# Your objective:
Would you write out the entries below, every one of them, exactly?

________________

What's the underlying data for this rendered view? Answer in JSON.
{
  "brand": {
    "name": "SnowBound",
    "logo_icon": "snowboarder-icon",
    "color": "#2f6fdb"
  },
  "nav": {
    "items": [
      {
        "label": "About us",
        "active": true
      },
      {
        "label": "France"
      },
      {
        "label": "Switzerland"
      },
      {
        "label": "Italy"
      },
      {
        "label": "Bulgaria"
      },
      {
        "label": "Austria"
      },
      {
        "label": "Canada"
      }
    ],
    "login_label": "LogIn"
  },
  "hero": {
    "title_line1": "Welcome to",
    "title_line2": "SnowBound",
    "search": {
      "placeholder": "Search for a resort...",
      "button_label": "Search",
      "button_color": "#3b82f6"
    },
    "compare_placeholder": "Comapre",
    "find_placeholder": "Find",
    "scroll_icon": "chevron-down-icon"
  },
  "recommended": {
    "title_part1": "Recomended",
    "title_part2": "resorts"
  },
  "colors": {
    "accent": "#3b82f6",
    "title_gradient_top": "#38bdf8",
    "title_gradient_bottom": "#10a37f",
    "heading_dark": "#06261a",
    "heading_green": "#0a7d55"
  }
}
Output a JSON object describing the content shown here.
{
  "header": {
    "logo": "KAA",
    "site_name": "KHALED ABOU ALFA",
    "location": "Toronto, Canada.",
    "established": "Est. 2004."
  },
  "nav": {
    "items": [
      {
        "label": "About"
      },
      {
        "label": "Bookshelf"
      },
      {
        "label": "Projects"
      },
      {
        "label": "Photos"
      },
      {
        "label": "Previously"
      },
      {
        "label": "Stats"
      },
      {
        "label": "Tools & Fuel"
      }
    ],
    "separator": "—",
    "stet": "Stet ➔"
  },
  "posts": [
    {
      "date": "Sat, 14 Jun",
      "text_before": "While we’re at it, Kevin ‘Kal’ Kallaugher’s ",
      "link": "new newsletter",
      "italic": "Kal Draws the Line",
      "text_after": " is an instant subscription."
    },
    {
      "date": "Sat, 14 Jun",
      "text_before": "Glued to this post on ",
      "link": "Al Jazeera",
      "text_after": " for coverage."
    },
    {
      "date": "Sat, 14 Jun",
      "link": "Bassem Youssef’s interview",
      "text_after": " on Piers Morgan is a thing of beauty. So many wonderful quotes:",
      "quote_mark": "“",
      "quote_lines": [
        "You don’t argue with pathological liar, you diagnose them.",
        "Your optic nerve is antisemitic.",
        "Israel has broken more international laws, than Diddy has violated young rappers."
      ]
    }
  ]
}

________________

# Written response:
What's the underlying data for this rendered view? Answer in JSON.
{
  "brand": {
    "name": "SnowBound",
    "logo_icon": "snowboarder-icon",
    "color": "#2f6fdb"
  },
  "nav": {
    "items": [
      {
        "label": "About us",
        "active": true
      },
      {
        "label": "France"
      },
      {
        "label": "Switzerland"
      },
      {
        "label": "Italy"
      },
      {
        "label": "Bulgaria"
      },
      {
        "label": "Austria"
      },
      {
        "label": "Canada"
      }
    ],
    "login_label": "LogIn"
  },
  "hero": {
    "title_line1": "Welcome to",
    "title_line2": "SnowBound",
    "search": {
      "placeholder": "Search for a resort...",
      "button_label": "Search",
      "button_color": "#3b82f6"
    },
    "compare_placeholder": "Comapre",
    "find_placeholder": "Find",
    "scroll_icon": "chevron-down-icon"
  },
  "recommended": {
    "title_part1": "Recomended",
    "title_part2": "resorts"
  },
  "colors": {
    "accent": "#3b82f6",
    "title_gradient_top": "#38bdf8",
    "title_gradient_bottom": "#10a37f",
    "heading_dark": "#06261a",
    "heading_green": "#0a7d55"
  }
}
Output a JSON object describing the content shown here.
{
  "header": {
    "logo": "KAA",
    "site_name": "KHALED ABOU ALFA",
    "location": "Toronto, Canada.",
    "established": "Est. 2004."
  },
  "nav": {
    "items": [
      {
        "label": "About"
      },
      {
        "label": "Bookshelf"
      },
      {
        "label": "Projects"
      },
      {
        "label": "Photos"
      },
      {
        "label": "Previously"
      },
      {
        "label": "Stats"
      },
      {
        "label": "Tools & Fuel"
      }
    ],
    "separator": "—",
    "stet": "Stet ➔"
  },
  "posts": [
    {
      "date": "Sat, 14 Jun",
      "text_before": "While we’re at it, Kevin ‘Kal’ Kallaugher’s ",
      "link": "new newsletter",
      "italic": "Kal Draws the Line",
      "text_after": " is an instant subscription."
    },
    {
      "date": "Sat, 14 Jun",
      "text_before": "Glued to this post on ",
      "link": "Al Jazeera",
      "text_after": " for coverage."
    },
    {
      "date": "Sat, 14 Jun",
      "link": "Bassem Youssef’s interview",
      "text_after": " on Piers Morgan is a thing of beauty. So many wonderful quotes:",
      "quote_mark": "“",
      "quote_lines": [
        "You don’t argue with pathological liar, you diagnose them.",
        "Your optic nerve is antisemitic.",
        "Israel has broken more international laws, than Diddy has violated young rappers."
      ]
    }
  ]
}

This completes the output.